> [Exercise description]: Find all lines in the listing that include the word "Gerekli", then copy them.

— BEGIN Records supplied —

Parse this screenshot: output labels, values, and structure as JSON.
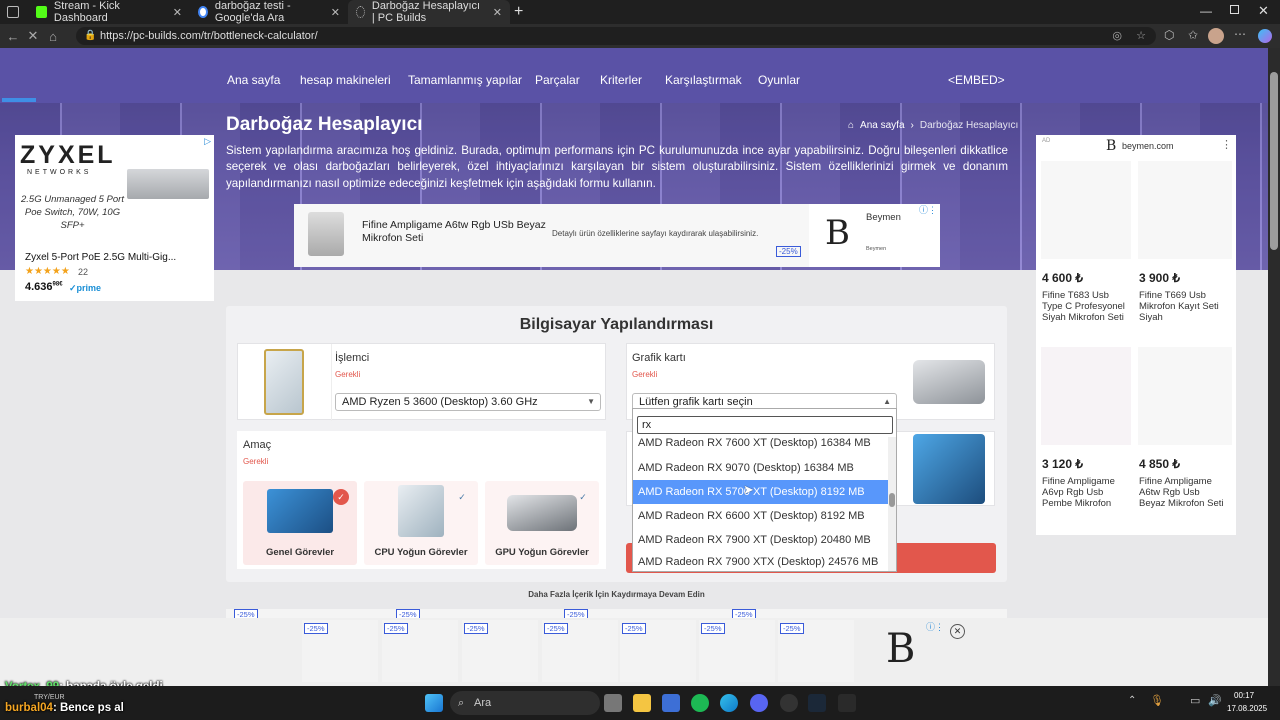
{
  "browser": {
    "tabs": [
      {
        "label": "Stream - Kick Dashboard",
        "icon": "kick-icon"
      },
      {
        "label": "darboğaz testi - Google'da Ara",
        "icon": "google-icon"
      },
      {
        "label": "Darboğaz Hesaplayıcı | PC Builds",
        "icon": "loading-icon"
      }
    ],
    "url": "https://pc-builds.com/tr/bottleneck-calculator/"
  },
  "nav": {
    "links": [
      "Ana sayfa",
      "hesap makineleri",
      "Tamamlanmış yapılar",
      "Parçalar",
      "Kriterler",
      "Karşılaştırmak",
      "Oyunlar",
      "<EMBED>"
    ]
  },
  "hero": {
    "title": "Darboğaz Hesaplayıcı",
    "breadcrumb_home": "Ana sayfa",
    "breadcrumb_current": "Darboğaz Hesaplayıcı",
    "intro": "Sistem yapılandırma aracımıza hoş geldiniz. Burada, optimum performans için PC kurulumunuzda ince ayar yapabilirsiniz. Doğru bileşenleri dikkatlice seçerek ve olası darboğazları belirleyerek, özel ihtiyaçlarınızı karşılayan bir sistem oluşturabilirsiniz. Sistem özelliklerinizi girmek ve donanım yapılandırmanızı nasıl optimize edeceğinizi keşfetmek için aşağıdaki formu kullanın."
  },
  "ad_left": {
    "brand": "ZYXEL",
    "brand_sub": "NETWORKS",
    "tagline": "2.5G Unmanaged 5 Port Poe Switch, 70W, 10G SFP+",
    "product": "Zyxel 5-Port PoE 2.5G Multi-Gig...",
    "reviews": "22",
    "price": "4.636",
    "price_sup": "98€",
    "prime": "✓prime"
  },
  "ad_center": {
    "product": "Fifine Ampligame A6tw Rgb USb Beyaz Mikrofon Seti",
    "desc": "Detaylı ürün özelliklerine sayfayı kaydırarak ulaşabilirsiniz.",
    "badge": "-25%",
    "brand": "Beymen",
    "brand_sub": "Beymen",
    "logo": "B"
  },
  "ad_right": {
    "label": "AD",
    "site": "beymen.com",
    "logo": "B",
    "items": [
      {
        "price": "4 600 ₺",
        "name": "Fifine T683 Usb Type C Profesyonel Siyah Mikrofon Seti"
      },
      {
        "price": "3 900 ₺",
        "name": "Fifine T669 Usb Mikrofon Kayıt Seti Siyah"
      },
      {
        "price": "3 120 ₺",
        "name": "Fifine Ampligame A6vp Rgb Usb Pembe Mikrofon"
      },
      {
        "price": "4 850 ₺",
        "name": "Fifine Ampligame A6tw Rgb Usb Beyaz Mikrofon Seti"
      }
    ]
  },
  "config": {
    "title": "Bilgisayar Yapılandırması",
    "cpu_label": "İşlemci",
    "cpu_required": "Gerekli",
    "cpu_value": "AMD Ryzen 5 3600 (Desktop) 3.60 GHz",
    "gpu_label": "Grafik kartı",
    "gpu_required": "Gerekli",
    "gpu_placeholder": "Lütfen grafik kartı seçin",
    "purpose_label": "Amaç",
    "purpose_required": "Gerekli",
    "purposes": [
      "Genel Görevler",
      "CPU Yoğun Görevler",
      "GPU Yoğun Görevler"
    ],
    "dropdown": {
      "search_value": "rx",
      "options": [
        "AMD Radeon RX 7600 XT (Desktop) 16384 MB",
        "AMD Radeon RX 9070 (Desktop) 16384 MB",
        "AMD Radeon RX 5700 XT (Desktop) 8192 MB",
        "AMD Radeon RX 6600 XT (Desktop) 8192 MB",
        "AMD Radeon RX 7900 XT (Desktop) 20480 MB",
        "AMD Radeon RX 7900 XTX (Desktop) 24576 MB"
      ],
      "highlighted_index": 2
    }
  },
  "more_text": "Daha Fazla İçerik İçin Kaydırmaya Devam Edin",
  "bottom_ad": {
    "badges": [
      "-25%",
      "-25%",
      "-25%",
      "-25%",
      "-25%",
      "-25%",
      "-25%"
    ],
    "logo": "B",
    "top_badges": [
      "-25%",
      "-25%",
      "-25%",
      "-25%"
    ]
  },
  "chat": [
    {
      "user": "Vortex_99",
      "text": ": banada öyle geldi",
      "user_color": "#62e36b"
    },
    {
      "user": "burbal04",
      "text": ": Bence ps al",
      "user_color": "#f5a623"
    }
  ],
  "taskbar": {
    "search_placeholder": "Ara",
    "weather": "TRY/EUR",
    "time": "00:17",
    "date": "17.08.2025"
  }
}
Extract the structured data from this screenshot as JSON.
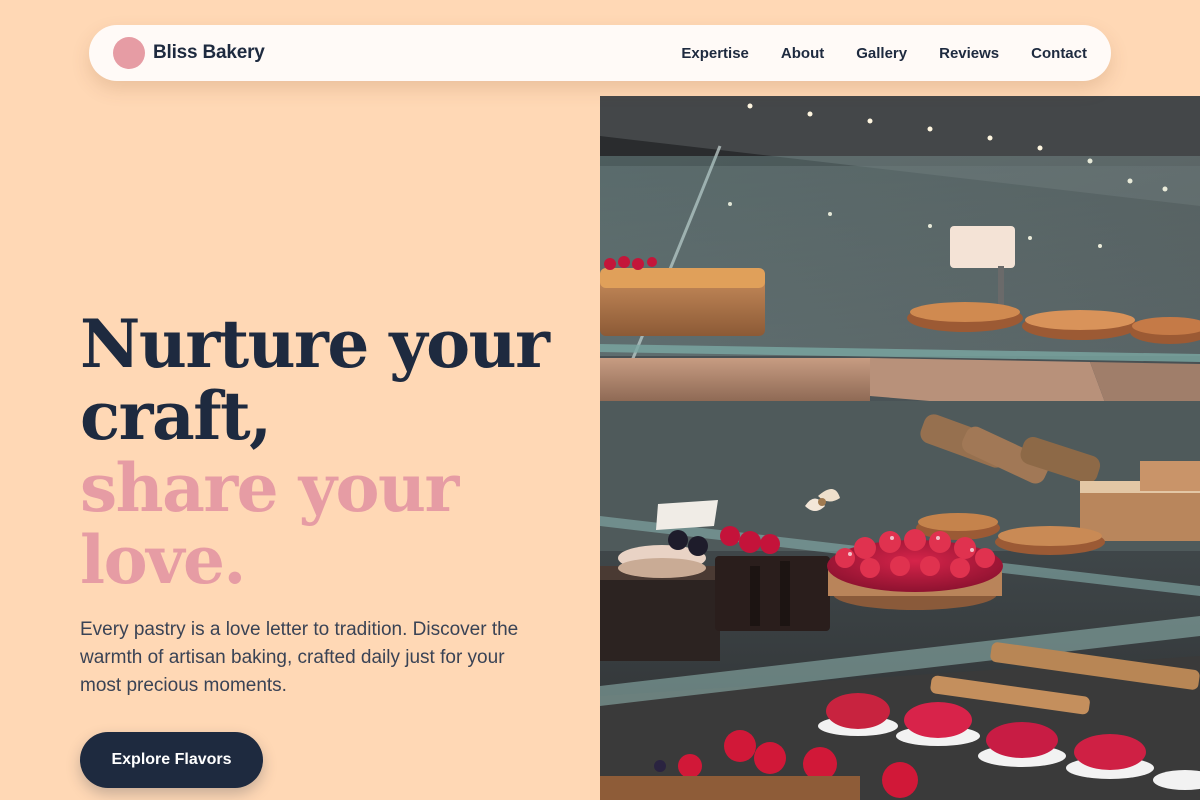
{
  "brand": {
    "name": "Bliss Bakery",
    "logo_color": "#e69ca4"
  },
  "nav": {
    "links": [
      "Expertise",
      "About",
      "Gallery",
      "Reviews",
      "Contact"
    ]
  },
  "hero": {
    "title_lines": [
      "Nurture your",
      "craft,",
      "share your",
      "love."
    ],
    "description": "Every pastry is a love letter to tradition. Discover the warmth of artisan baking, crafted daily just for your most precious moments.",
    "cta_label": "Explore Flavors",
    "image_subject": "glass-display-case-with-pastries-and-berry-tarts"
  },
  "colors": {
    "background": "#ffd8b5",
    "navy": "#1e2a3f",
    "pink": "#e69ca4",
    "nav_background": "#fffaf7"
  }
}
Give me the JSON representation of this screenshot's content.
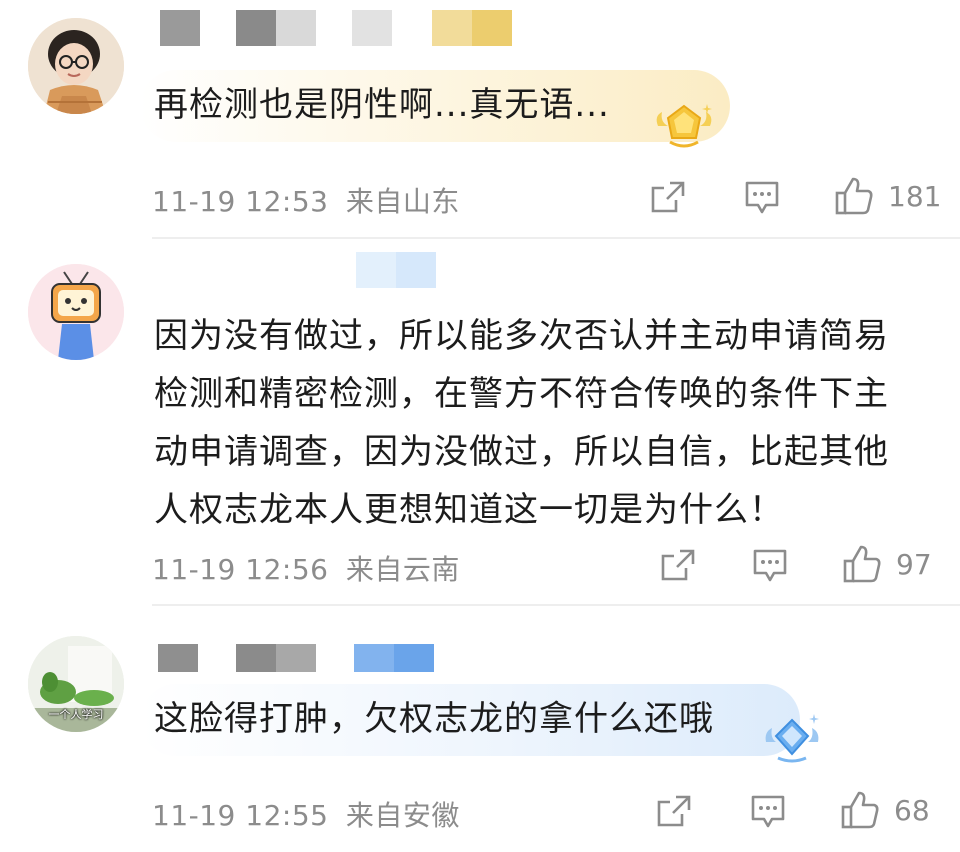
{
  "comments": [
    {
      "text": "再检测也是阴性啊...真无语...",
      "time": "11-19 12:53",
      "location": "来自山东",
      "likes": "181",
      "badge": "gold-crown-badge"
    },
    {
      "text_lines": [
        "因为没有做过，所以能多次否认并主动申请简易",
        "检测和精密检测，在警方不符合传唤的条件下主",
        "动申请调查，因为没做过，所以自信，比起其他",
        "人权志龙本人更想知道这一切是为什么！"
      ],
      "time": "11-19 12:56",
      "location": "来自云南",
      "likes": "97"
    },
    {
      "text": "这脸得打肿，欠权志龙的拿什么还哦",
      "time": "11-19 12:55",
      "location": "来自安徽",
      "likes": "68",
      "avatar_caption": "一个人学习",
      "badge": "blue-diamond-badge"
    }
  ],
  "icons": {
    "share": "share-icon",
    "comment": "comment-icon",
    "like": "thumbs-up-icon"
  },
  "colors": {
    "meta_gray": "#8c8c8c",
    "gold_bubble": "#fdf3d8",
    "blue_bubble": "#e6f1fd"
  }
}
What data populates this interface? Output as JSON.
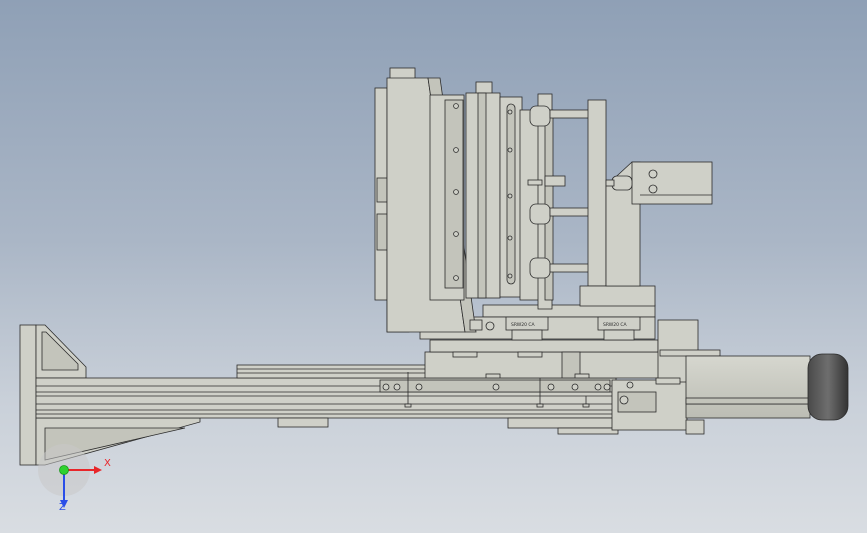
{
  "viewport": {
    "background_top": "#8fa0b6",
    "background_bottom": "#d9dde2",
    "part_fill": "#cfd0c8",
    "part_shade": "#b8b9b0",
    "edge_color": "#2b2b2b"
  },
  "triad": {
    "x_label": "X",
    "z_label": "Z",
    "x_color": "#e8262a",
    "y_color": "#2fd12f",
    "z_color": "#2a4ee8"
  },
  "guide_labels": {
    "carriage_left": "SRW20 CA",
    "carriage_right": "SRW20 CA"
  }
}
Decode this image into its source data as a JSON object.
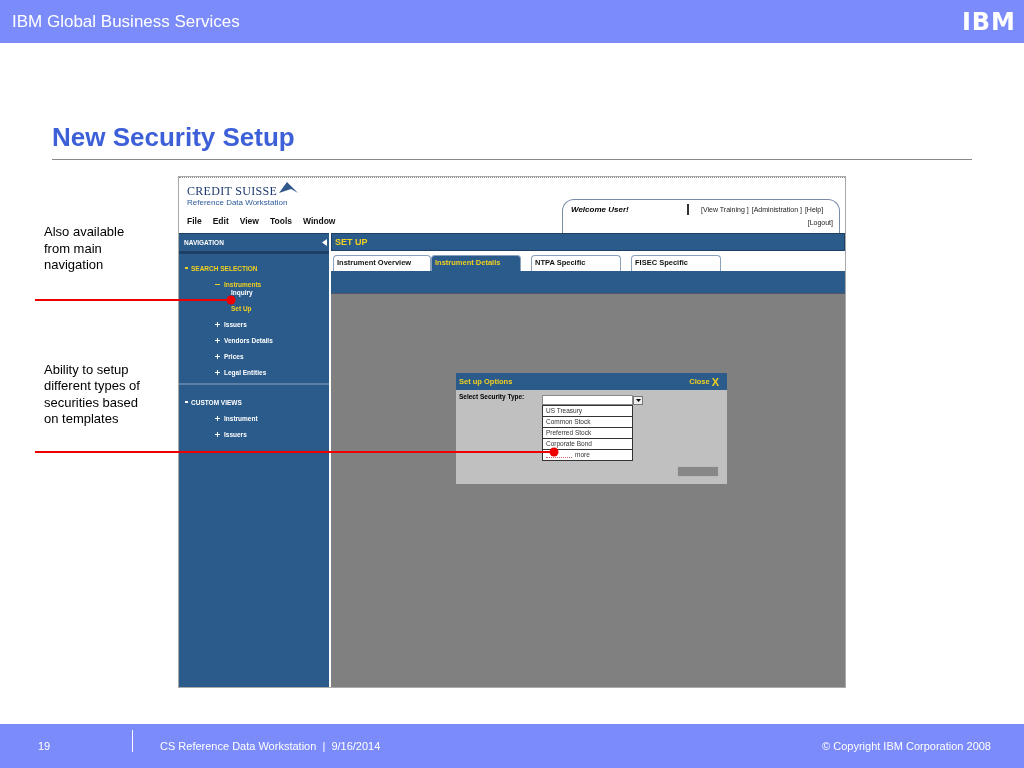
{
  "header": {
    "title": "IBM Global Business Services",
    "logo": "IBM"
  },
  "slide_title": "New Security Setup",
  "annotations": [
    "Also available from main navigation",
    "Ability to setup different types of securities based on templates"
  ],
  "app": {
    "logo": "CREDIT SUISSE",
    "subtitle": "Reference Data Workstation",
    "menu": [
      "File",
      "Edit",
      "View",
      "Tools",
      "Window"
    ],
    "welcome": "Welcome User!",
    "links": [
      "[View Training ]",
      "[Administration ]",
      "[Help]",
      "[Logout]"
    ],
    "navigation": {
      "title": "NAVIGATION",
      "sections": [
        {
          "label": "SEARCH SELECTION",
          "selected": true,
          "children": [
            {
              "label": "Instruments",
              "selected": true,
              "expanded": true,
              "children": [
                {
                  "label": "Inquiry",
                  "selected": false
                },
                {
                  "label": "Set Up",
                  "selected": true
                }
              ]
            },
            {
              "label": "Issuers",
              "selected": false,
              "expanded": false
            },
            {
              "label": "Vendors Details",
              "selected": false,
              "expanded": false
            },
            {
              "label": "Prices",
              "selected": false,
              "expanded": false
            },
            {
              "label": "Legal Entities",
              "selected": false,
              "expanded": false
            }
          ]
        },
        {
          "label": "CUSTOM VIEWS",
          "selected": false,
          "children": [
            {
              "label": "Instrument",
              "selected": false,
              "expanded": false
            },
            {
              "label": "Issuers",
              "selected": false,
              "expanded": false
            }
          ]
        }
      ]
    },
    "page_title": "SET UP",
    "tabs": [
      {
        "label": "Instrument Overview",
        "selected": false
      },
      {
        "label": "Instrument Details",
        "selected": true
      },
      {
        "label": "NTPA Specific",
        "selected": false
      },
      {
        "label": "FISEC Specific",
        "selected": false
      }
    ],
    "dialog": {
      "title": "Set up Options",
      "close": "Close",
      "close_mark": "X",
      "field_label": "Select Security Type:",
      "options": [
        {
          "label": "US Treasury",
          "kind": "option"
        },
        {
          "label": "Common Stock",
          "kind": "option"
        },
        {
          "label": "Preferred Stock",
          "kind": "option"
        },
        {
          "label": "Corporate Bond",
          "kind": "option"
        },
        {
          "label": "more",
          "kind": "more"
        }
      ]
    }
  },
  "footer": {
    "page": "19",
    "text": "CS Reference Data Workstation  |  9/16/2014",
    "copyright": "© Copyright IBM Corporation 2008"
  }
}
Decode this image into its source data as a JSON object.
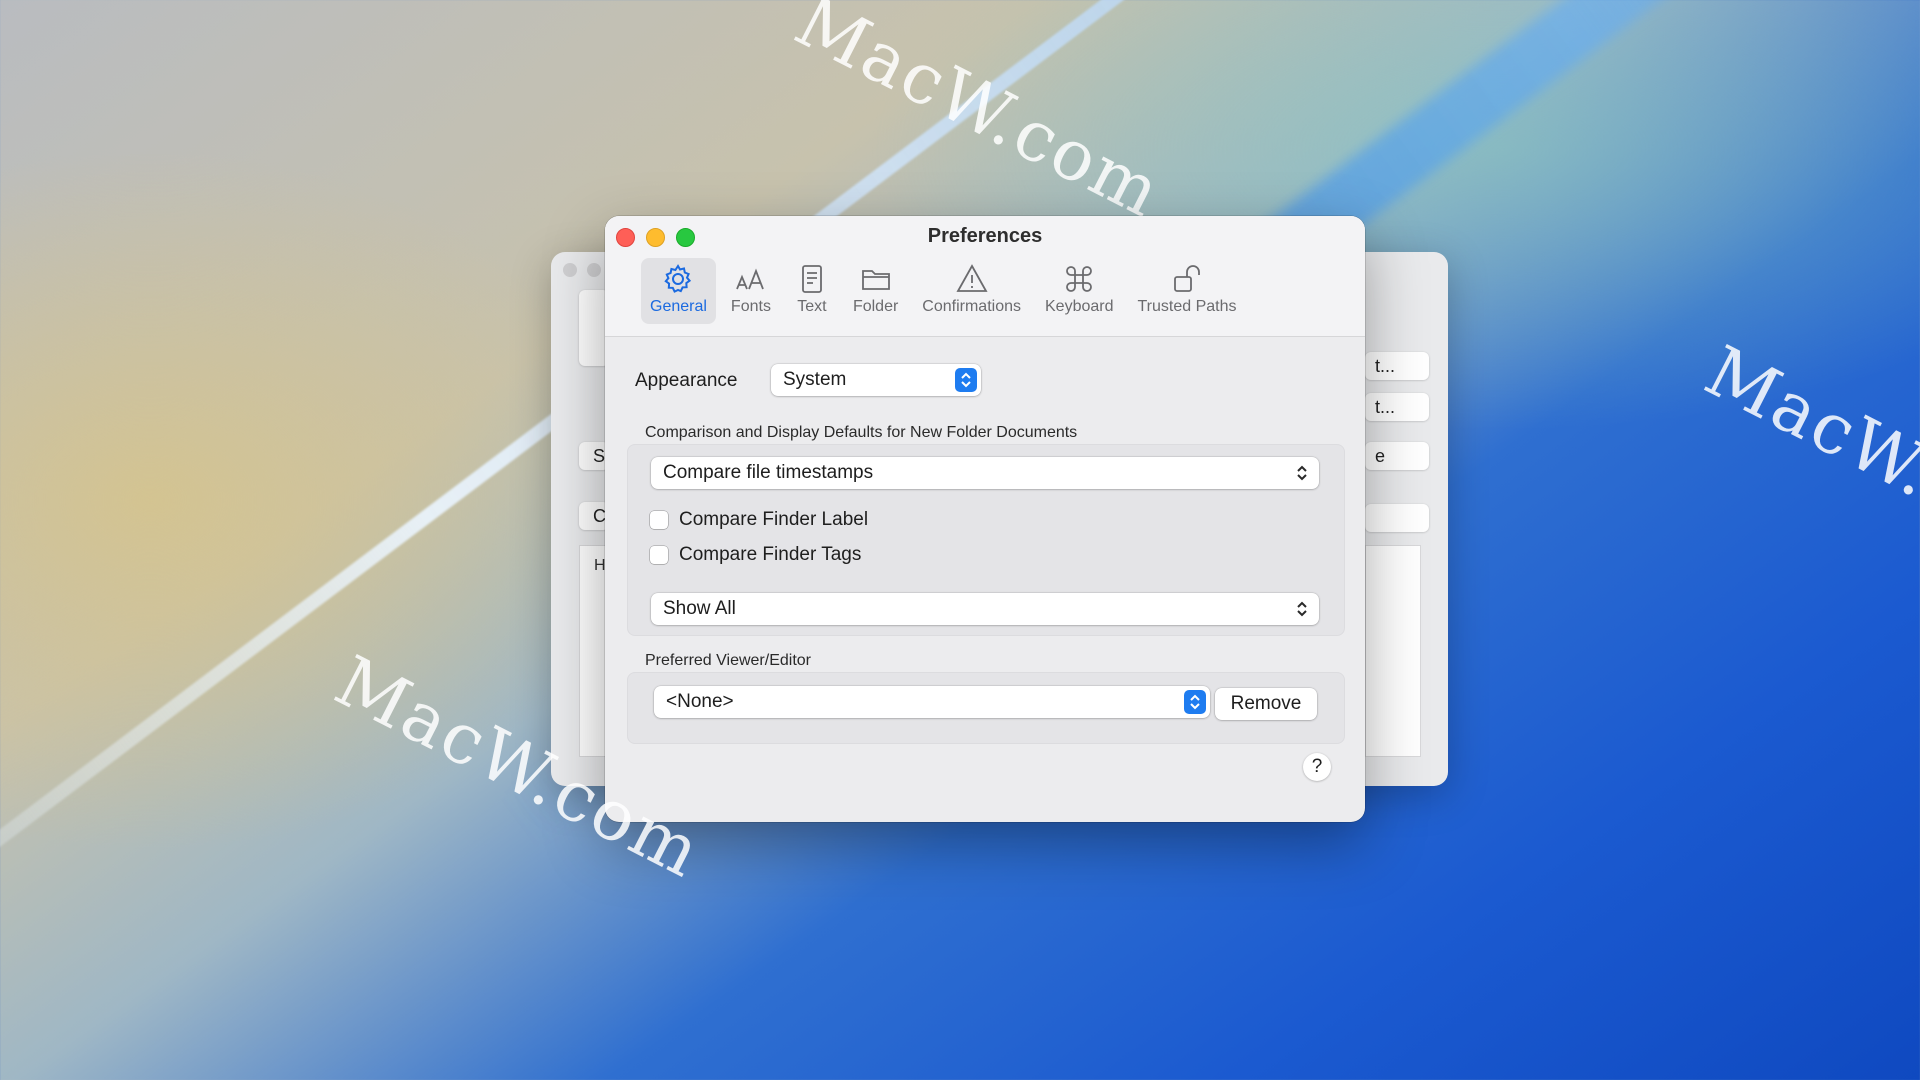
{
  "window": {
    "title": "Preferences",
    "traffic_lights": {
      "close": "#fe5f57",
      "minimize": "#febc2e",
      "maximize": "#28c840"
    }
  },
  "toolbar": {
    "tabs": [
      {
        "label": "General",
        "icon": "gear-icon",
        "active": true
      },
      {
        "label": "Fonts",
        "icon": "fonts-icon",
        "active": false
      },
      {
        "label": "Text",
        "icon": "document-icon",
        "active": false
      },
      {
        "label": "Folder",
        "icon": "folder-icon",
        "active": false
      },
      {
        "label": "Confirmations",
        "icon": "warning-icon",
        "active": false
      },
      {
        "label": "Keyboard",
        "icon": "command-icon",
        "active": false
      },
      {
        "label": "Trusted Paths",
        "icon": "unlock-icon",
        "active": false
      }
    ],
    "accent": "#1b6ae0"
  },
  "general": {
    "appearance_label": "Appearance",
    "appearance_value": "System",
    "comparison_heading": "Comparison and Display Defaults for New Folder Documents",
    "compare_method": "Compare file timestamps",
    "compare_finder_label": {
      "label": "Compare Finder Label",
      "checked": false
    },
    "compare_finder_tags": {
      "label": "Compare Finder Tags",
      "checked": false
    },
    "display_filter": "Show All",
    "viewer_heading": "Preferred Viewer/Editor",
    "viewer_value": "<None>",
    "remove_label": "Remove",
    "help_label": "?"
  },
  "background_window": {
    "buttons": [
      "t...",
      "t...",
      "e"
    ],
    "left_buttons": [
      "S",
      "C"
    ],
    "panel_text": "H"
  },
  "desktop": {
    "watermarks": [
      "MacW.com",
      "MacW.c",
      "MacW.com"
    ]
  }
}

— END Records supplied —

> [Answer]:
    "cpu_required": "Gerekli",
    "gpu_required": "Gerekli",
    "purpose_required": "Gerekli",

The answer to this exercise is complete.